** START OF Material **

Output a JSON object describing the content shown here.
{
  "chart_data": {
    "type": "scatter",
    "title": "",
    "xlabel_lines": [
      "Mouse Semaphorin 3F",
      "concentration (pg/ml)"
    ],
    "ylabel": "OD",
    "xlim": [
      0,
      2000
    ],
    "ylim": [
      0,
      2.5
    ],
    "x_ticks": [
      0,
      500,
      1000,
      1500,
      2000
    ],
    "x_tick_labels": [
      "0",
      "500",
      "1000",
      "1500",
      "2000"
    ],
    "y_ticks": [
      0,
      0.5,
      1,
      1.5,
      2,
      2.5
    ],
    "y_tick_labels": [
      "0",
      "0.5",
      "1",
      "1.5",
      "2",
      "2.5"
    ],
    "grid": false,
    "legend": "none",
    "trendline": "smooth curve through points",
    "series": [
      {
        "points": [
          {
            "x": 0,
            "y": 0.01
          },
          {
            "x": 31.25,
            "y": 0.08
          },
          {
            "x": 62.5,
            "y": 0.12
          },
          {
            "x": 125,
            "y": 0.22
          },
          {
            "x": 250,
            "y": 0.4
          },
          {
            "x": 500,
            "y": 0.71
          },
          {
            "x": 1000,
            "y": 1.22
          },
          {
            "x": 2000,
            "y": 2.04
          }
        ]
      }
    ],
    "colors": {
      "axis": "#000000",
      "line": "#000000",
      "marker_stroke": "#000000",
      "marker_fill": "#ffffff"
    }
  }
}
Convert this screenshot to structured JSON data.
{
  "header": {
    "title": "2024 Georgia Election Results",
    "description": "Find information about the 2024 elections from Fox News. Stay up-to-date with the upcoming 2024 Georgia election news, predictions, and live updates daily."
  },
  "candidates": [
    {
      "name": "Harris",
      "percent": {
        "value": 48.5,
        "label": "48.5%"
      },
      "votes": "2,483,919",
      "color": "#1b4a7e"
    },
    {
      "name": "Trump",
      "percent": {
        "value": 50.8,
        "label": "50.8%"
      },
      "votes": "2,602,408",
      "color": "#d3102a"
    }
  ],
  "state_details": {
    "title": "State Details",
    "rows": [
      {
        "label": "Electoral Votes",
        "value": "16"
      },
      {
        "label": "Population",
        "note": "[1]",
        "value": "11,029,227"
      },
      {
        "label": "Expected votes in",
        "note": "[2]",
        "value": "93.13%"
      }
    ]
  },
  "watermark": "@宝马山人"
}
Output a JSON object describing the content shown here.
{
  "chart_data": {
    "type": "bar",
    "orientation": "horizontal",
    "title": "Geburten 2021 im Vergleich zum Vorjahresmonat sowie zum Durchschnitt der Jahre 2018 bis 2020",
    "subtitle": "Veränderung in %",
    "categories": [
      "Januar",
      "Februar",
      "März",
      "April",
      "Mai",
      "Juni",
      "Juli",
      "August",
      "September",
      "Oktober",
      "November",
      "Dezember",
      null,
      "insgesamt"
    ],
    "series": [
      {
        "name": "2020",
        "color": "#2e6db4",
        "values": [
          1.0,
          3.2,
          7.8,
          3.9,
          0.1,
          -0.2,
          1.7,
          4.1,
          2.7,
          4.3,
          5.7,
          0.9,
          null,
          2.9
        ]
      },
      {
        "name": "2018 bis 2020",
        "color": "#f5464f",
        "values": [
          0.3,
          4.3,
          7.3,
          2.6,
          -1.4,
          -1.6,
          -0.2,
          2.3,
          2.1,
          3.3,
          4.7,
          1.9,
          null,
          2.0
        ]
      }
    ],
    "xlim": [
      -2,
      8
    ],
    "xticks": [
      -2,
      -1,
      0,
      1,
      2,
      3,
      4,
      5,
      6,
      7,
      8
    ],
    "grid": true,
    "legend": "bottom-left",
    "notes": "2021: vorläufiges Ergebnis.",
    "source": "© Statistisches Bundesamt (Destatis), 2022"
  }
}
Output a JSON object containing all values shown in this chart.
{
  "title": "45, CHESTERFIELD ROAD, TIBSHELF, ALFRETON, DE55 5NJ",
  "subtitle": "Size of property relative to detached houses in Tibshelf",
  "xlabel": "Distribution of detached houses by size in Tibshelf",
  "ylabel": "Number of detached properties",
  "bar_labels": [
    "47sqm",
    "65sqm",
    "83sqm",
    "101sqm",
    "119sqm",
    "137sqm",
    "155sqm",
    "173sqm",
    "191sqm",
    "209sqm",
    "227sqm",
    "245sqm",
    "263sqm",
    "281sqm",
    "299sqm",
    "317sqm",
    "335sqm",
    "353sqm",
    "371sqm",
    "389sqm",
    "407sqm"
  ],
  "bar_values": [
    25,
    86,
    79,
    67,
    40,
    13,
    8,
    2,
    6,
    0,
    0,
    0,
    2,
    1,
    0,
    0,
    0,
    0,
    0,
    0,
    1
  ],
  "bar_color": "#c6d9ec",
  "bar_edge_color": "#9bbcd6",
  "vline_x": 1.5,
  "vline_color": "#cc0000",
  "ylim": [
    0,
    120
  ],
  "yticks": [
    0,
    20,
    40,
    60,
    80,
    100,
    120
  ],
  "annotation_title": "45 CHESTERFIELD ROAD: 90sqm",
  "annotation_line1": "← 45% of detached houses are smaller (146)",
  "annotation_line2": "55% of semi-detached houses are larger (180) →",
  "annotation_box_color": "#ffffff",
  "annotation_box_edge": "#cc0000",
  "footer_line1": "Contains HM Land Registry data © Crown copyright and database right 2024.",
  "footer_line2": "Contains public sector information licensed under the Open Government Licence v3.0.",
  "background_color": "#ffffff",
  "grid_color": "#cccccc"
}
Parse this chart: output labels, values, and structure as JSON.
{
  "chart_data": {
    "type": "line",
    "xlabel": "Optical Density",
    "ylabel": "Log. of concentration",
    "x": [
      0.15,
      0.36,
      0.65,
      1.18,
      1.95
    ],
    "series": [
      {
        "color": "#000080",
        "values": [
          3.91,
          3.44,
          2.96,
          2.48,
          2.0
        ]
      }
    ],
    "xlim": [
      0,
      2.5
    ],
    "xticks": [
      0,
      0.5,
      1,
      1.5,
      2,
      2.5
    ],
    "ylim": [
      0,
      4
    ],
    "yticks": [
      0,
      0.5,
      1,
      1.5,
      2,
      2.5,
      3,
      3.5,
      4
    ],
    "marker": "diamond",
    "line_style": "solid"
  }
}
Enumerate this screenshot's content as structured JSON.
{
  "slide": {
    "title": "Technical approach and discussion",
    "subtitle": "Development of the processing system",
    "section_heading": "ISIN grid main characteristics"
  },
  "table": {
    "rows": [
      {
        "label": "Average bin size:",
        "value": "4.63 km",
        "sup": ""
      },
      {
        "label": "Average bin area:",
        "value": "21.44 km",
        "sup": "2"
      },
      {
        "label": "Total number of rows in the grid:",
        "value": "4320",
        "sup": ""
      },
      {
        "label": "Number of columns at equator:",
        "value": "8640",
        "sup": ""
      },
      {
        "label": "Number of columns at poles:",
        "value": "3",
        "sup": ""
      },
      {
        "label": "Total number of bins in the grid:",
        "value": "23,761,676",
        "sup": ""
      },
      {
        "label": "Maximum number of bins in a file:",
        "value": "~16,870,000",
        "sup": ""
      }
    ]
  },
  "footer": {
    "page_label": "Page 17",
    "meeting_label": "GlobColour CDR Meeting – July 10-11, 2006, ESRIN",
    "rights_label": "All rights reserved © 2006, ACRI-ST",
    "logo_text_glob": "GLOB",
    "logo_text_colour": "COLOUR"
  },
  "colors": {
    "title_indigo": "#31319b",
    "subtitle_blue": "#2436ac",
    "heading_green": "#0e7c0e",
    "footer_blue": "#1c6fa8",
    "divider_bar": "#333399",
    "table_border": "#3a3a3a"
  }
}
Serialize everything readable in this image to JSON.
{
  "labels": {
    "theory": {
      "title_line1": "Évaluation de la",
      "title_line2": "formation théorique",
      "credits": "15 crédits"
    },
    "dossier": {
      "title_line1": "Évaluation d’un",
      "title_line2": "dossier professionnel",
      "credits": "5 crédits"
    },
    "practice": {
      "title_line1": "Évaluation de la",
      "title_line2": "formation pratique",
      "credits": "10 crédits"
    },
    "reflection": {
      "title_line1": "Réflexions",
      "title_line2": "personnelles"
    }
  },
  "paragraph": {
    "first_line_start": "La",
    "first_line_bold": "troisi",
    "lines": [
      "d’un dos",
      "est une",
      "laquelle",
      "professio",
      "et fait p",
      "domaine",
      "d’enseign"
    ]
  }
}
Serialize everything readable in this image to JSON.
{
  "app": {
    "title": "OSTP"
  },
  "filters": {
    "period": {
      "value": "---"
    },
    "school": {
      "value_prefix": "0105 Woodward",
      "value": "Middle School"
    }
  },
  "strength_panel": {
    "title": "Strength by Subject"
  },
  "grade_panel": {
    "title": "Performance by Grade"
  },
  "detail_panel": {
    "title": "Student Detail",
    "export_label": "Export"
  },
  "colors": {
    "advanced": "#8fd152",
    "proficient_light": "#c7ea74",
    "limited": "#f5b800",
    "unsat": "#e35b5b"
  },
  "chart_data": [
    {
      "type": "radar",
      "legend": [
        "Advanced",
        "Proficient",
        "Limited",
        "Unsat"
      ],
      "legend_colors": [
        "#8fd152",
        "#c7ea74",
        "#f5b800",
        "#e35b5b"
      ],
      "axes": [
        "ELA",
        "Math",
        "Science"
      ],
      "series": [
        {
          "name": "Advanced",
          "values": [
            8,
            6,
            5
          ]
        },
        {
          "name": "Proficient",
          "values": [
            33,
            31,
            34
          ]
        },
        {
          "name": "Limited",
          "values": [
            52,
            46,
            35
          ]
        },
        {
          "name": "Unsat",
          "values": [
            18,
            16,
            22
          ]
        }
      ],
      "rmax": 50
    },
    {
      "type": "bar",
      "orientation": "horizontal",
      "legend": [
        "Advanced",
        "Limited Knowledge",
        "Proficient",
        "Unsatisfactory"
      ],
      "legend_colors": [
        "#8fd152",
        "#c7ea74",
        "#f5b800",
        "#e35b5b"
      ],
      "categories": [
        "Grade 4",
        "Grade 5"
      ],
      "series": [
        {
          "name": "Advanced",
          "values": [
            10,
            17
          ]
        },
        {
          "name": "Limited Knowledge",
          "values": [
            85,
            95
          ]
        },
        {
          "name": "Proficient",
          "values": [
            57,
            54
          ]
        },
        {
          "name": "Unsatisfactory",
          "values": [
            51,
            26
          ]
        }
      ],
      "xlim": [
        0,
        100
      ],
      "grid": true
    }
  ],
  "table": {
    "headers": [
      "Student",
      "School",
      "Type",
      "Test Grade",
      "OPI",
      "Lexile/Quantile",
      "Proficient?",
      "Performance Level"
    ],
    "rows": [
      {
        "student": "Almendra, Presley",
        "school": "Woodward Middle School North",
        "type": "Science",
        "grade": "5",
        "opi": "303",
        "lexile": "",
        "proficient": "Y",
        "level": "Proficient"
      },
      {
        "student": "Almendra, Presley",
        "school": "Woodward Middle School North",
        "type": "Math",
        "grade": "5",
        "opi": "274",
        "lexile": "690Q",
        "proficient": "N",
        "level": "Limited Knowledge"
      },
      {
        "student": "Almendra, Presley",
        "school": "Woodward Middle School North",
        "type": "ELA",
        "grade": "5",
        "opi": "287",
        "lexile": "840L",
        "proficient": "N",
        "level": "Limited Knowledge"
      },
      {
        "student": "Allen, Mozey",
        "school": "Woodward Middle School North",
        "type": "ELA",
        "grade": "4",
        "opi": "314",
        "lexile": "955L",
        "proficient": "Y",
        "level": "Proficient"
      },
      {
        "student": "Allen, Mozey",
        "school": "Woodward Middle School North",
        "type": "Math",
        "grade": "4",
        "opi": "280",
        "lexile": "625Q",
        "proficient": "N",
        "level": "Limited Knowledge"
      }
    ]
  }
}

** END OF Material **

# Your objective:
Give nothing but the count of lines in the listing above that hold the string "ROAD".

# Solution:
2